*PROBLEM TO SOLVE*: Copy everything from the start of the records down through the line containing "question-4: 4. 在( )", swapping "equation-box" for "input-box" and leaving all else as it stands.
-----
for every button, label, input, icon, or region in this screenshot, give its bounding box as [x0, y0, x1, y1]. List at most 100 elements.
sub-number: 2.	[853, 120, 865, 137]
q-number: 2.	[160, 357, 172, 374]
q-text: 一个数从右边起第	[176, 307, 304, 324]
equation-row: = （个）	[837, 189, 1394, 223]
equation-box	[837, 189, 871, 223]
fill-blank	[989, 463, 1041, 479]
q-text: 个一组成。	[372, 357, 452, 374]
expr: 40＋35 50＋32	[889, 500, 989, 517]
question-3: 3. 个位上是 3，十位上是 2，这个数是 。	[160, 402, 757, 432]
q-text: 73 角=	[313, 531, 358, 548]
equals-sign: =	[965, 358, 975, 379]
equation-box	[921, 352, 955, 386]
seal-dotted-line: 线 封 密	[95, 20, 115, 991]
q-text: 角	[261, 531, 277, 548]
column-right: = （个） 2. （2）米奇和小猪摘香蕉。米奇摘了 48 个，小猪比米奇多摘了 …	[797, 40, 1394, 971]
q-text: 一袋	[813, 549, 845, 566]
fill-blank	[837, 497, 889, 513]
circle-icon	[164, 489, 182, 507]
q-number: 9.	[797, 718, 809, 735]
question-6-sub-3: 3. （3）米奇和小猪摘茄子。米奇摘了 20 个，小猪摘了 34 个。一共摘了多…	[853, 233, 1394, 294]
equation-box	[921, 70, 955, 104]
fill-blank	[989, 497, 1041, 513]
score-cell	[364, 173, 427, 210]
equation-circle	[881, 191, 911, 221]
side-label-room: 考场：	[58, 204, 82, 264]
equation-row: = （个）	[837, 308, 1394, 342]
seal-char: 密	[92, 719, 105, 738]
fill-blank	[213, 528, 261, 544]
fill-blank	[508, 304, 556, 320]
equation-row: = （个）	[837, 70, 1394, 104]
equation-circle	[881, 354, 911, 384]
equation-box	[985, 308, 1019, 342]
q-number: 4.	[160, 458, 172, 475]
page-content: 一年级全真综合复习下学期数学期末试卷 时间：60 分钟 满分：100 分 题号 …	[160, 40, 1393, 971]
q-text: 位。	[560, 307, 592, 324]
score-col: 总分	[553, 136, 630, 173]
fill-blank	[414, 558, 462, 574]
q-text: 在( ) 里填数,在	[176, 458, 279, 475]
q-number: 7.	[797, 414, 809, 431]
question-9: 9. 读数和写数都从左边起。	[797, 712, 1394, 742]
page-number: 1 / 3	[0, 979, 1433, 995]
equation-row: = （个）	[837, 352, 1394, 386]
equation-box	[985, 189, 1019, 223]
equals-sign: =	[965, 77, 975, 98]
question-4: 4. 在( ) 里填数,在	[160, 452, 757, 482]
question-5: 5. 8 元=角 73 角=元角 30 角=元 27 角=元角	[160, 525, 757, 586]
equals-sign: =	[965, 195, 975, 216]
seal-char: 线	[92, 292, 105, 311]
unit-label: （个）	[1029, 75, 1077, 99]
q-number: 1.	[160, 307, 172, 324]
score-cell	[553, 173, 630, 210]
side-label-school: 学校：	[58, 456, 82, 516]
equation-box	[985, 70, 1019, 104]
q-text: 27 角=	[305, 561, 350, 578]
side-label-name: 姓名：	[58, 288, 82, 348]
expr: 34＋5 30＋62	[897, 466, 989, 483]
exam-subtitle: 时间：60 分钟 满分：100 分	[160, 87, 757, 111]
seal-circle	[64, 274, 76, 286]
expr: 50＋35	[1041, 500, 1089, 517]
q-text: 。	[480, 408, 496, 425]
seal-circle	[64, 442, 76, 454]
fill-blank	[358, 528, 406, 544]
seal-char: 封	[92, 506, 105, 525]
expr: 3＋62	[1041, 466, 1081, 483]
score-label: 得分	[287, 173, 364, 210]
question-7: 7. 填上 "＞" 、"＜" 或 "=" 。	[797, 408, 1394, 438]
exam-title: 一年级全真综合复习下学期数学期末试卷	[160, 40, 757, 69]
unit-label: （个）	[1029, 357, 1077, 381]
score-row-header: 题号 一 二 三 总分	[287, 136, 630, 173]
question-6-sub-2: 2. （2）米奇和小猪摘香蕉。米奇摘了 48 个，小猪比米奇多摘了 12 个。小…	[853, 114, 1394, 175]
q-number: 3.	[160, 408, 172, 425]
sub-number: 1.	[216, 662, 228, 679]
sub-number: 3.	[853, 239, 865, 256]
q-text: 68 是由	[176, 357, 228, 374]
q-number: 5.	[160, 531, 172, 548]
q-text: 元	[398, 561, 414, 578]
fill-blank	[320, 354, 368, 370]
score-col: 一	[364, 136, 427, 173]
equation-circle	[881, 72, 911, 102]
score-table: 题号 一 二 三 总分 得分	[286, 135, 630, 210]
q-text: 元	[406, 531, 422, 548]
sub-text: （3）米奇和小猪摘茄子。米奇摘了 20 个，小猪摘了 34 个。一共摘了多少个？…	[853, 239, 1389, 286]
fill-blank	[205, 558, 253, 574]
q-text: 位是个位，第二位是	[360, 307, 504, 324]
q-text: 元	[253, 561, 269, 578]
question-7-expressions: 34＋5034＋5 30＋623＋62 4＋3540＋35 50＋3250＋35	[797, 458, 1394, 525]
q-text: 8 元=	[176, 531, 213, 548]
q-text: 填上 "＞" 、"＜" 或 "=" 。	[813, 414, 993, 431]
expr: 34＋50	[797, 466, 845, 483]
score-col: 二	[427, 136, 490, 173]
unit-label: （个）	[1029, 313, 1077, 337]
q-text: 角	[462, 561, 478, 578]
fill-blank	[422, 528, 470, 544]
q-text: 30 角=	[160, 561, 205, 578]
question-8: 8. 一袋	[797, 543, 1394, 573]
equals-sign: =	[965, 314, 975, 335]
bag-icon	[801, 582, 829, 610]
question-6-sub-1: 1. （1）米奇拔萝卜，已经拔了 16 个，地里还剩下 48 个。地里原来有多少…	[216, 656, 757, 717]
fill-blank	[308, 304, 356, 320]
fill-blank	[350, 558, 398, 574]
-----
*WORKED SOLUTION*:
for every button, label, input, icon, or region in this screenshot, give its bounding box as [x0, y0, x1, y1]. List at most 100 elements.
sub-number: 2.	[853, 120, 865, 137]
q-number: 2.	[160, 357, 172, 374]
q-text: 一个数从右边起第	[176, 307, 304, 324]
equation-row: = （个）	[837, 189, 1394, 223]
input-box	[837, 189, 871, 223]
fill-blank	[989, 463, 1041, 479]
q-text: 个一组成。	[372, 357, 452, 374]
expr: 40＋35 50＋32	[889, 500, 989, 517]
question-3: 3. 个位上是 3，十位上是 2，这个数是 。	[160, 402, 757, 432]
q-text: 73 角=	[313, 531, 358, 548]
equals-sign: =	[965, 358, 975, 379]
input-box	[921, 352, 955, 386]
seal-dotted-line: 线 封 密	[95, 20, 115, 991]
q-text: 角	[261, 531, 277, 548]
column-right: = （个） 2. （2）米奇和小猪摘香蕉。米奇摘了 48 个，小猪比米奇多摘了 …	[797, 40, 1394, 971]
q-text: 一袋	[813, 549, 845, 566]
fill-blank	[837, 497, 889, 513]
circle-icon	[164, 489, 182, 507]
q-number: 9.	[797, 718, 809, 735]
question-6-sub-3: 3. （3）米奇和小猪摘茄子。米奇摘了 20 个，小猪摘了 34 个。一共摘了多…	[853, 233, 1394, 294]
input-box	[921, 70, 955, 104]
fill-blank	[989, 497, 1041, 513]
score-cell	[364, 173, 427, 210]
equation-circle	[881, 191, 911, 221]
side-label-room: 考场：	[58, 204, 82, 264]
equation-row: = （个）	[837, 308, 1394, 342]
seal-char: 密	[92, 719, 105, 738]
fill-blank	[213, 528, 261, 544]
fill-blank	[508, 304, 556, 320]
equation-row: = （个）	[837, 70, 1394, 104]
equation-circle	[881, 354, 911, 384]
input-box	[985, 308, 1019, 342]
q-number: 4.	[160, 458, 172, 475]
page-content: 一年级全真综合复习下学期数学期末试卷 时间：60 分钟 满分：100 分 题号 …	[160, 40, 1393, 971]
q-text: 位。	[560, 307, 592, 324]
score-col: 总分	[553, 136, 630, 173]
fill-blank	[414, 558, 462, 574]
q-text: 在( ) 里填数,在	[176, 458, 279, 475]
q-number: 7.	[797, 414, 809, 431]
question-9: 9. 读数和写数都从左边起。	[797, 712, 1394, 742]
page-number: 1 / 3	[0, 979, 1433, 995]
equation-row: = （个）	[837, 352, 1394, 386]
input-box	[985, 189, 1019, 223]
equals-sign: =	[965, 77, 975, 98]
question-4: 4. 在( ) 里填数,在	[160, 452, 757, 482]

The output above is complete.